(Extracted data entries)
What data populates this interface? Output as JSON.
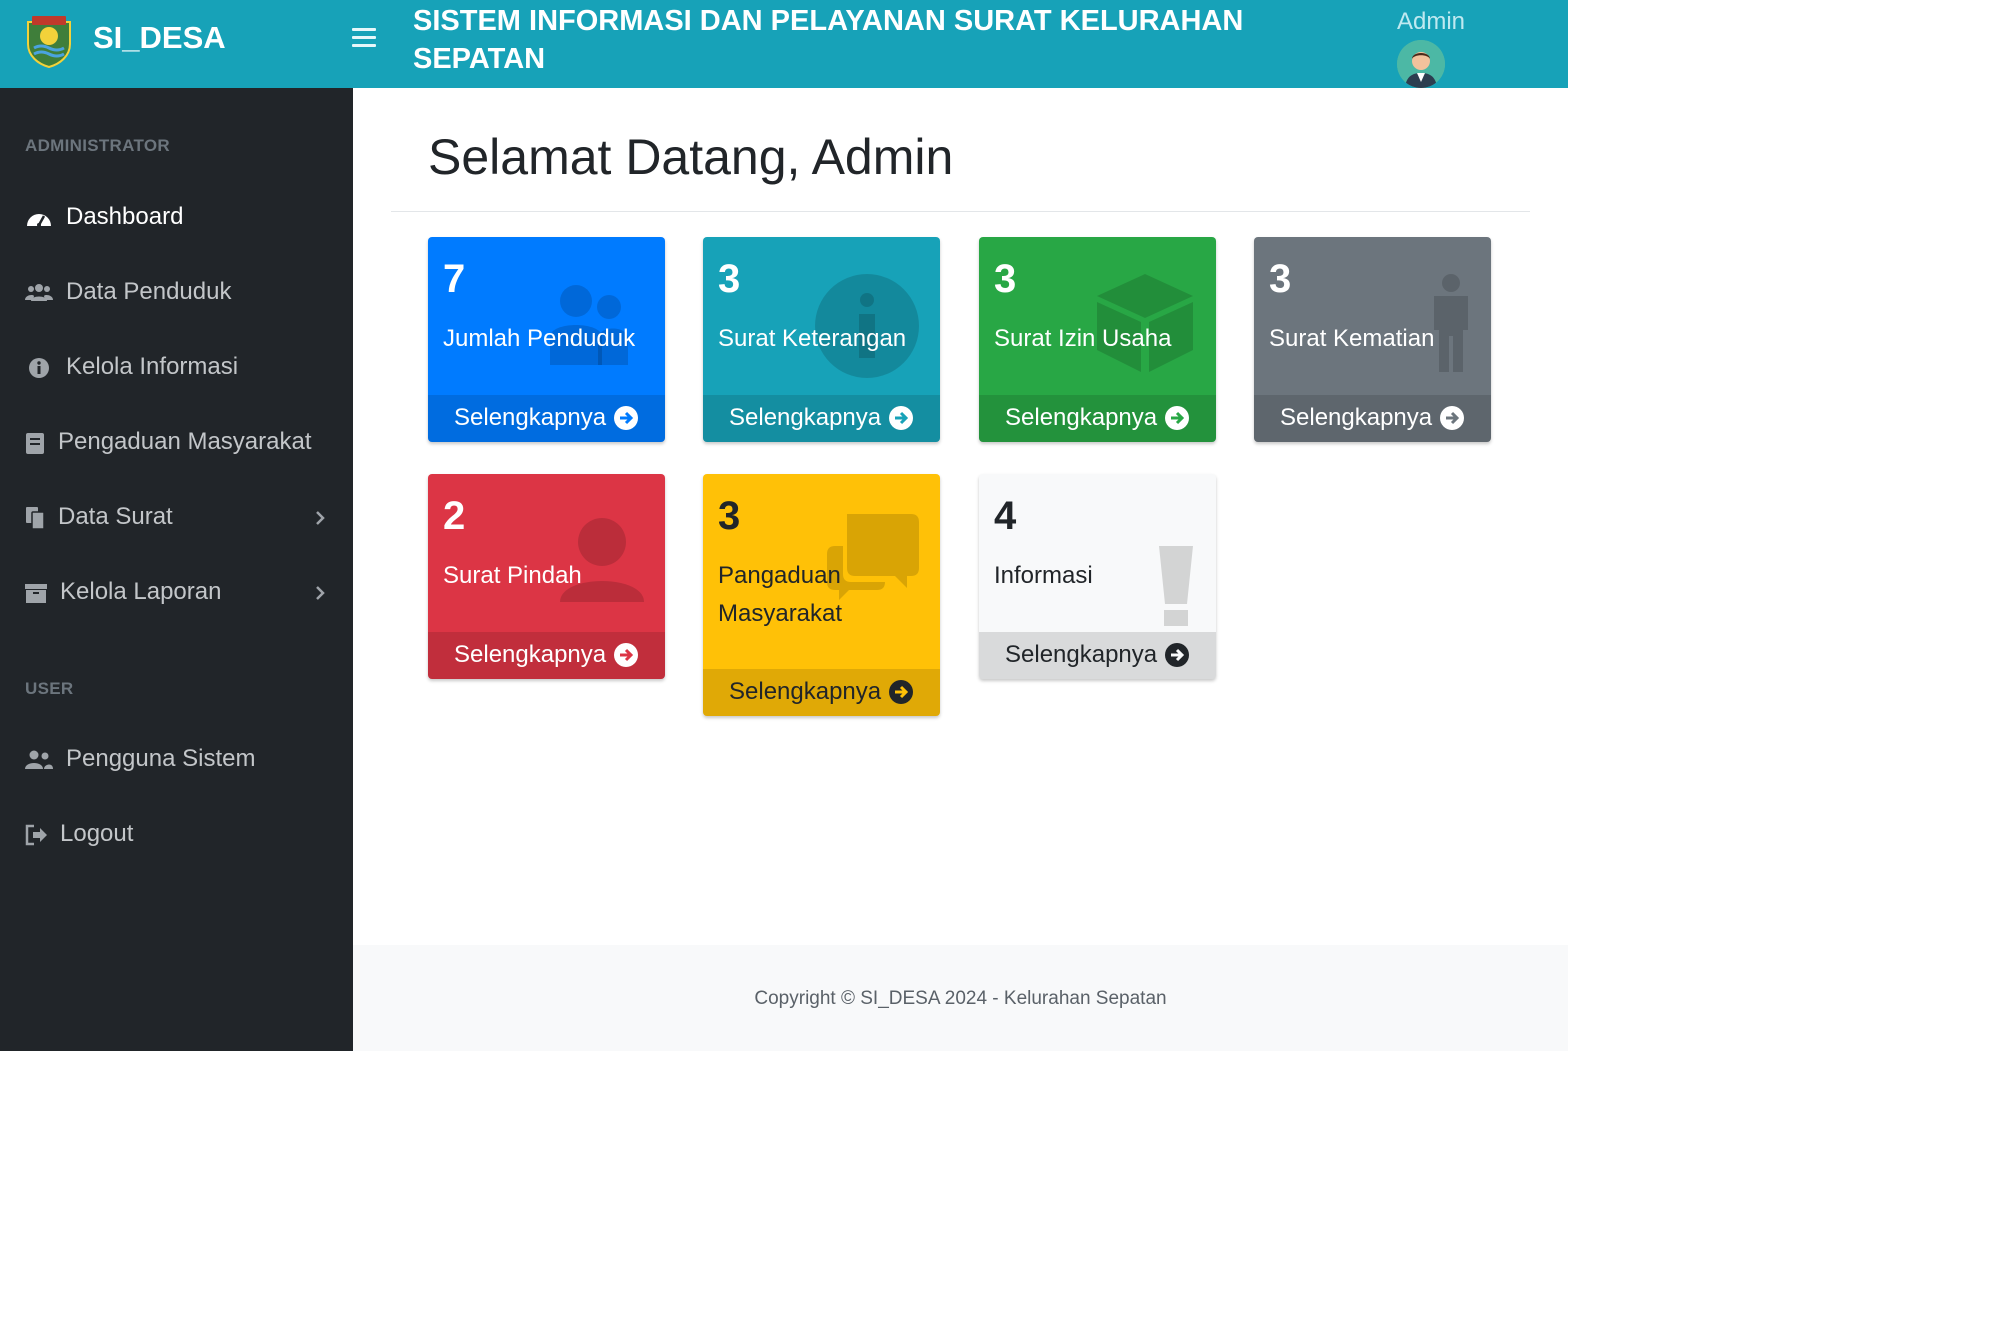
{
  "header": {
    "brand": "SI_DESA",
    "title": "SISTEM INFORMASI DAN PELAYANAN SURAT KELURAHAN SEPATAN",
    "user_name": "Admin"
  },
  "sidebar": {
    "section_admin": "ADMINISTRATOR",
    "section_user": "USER",
    "items": [
      {
        "label": "Dashboard",
        "icon": "speedometer-icon"
      },
      {
        "label": "Data Penduduk",
        "icon": "users-icon"
      },
      {
        "label": "Kelola Informasi",
        "icon": "info-circle-icon"
      },
      {
        "label": "Pengaduan Masyarakat",
        "icon": "book-icon"
      },
      {
        "label": "Data Surat",
        "icon": "copy-files-icon"
      },
      {
        "label": "Kelola Laporan",
        "icon": "archive-icon"
      },
      {
        "label": "Pengguna Sistem",
        "icon": "user-group-icon"
      },
      {
        "label": "Logout",
        "icon": "sign-out-icon"
      }
    ]
  },
  "main": {
    "title": "Selamat Datang, Admin",
    "more_label": "Selengkapnya",
    "cards": [
      {
        "count": "7",
        "title": "Jumlah Penduduk",
        "color": "#007bff"
      },
      {
        "count": "3",
        "title": "Surat Keterangan",
        "color": "#17a2b8"
      },
      {
        "count": "3",
        "title": "Surat Izin Usaha",
        "color": "#28a745"
      },
      {
        "count": "3",
        "title": "Surat Kematian",
        "color": "#6c757d"
      },
      {
        "count": "2",
        "title": "Surat Pindah",
        "color": "#dc3545"
      },
      {
        "count": "3",
        "title": "Pangaduan Masyarakat",
        "color": "#ffc107"
      },
      {
        "count": "4",
        "title": "Informasi",
        "color": "#f8f9fa"
      }
    ]
  },
  "footer": {
    "copyright": "Copyright © SI_DESA 2024 - Kelurahan Sepatan"
  },
  "colors": {
    "topbar": "#17a2b8",
    "sidebar": "#212529"
  }
}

**PROBLEM STATEMENT:** Return each line that includes "title".

**RESPONSE TO THIS TASK:**
    "title": "SISTEM INFORMASI DAN PELAYANAN SURAT KELURAHAN SEPATAN",
    "title": "Selamat Datang, Admin",
        "title": "Jumlah Penduduk",
        "title": "Surat Keterangan",
        "title": "Surat Izin Usaha",
        "title": "Surat Kematian",
        "title": "Surat Pindah",
        "title": "Pangaduan Masyarakat",
        "title": "Informasi",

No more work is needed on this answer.